» **PROVIDED MATERIAL**
□ □ □ □ □
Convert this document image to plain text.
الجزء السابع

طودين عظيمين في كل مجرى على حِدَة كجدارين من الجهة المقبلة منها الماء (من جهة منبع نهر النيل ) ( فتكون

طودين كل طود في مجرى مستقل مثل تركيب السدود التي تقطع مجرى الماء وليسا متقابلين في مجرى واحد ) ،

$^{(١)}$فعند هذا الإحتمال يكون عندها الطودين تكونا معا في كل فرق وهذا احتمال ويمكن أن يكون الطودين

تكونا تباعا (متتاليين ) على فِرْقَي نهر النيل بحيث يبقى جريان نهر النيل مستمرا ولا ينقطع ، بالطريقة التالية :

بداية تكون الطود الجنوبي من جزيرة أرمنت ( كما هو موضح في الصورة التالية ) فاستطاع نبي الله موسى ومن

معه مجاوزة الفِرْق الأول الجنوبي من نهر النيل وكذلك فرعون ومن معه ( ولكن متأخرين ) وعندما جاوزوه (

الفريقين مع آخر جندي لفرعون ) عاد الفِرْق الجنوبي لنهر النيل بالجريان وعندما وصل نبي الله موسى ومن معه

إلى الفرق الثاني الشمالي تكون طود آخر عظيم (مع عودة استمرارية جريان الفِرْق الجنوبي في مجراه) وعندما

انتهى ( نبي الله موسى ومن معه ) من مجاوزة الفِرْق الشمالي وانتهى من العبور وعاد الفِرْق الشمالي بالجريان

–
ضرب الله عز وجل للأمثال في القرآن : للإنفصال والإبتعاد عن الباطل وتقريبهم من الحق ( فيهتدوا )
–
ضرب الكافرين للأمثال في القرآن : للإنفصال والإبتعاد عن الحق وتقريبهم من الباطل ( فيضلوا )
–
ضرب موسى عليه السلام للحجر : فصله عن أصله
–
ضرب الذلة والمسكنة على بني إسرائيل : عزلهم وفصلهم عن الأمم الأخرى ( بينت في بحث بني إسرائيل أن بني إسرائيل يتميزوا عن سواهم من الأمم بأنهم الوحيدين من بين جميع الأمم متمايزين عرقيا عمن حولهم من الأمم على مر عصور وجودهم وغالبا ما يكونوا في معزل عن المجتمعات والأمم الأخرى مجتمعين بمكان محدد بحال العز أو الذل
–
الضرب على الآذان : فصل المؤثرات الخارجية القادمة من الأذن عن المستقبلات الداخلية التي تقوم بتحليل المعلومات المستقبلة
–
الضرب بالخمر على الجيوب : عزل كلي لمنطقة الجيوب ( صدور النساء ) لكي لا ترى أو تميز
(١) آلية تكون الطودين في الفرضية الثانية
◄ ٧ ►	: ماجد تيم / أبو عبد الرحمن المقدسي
□ □ □ □ □
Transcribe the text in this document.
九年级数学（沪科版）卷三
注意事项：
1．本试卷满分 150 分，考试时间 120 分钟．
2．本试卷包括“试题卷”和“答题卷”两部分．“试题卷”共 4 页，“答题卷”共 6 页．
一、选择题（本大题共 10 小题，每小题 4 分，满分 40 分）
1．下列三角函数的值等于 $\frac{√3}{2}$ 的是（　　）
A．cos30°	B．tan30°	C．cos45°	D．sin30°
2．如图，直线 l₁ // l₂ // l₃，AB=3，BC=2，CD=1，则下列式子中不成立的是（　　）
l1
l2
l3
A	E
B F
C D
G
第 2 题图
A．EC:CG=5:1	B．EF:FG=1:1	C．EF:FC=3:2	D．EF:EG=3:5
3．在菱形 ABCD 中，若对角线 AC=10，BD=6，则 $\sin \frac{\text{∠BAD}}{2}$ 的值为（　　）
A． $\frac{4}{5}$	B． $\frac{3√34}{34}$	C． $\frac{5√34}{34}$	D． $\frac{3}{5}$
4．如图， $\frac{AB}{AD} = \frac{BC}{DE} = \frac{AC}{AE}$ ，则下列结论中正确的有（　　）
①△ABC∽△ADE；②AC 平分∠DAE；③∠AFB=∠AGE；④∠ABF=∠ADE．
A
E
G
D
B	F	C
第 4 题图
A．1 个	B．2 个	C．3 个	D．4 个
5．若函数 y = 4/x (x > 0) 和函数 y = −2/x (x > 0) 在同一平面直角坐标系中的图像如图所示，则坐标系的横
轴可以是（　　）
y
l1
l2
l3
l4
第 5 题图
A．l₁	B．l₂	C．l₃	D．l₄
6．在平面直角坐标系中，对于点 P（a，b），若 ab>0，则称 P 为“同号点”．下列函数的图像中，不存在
□ □ □ □ □
» **WHAT TO WORK ON**
Filter the entries down to the lines containing "النيل". Copy each of those lines.

» **FINISHED EXERCISE**
طودين عظيمين في كل مجرى على حِدَة كجدارين من الجهة المقبلة منها الماء (من جهة منبع نهر النيل ) ( فتكون
تكونا تباعا (متتاليين ) على فِرْقَي نهر النيل بحيث يبقى جريان نهر النيل مستمرا ولا ينقطع ، بالطريقة التالية :
معه مجاوزة الفِرْق الأول الجنوبي من نهر النيل وكذلك فرعون ومن معه ( ولكن متأخرين ) وعندما جاوزوه (
الفريقين مع آخر جندي لفرعون ) عاد الفِرْق الجنوبي لنهر النيل بالجريان وعندما وصل نبي الله موسى ومن معه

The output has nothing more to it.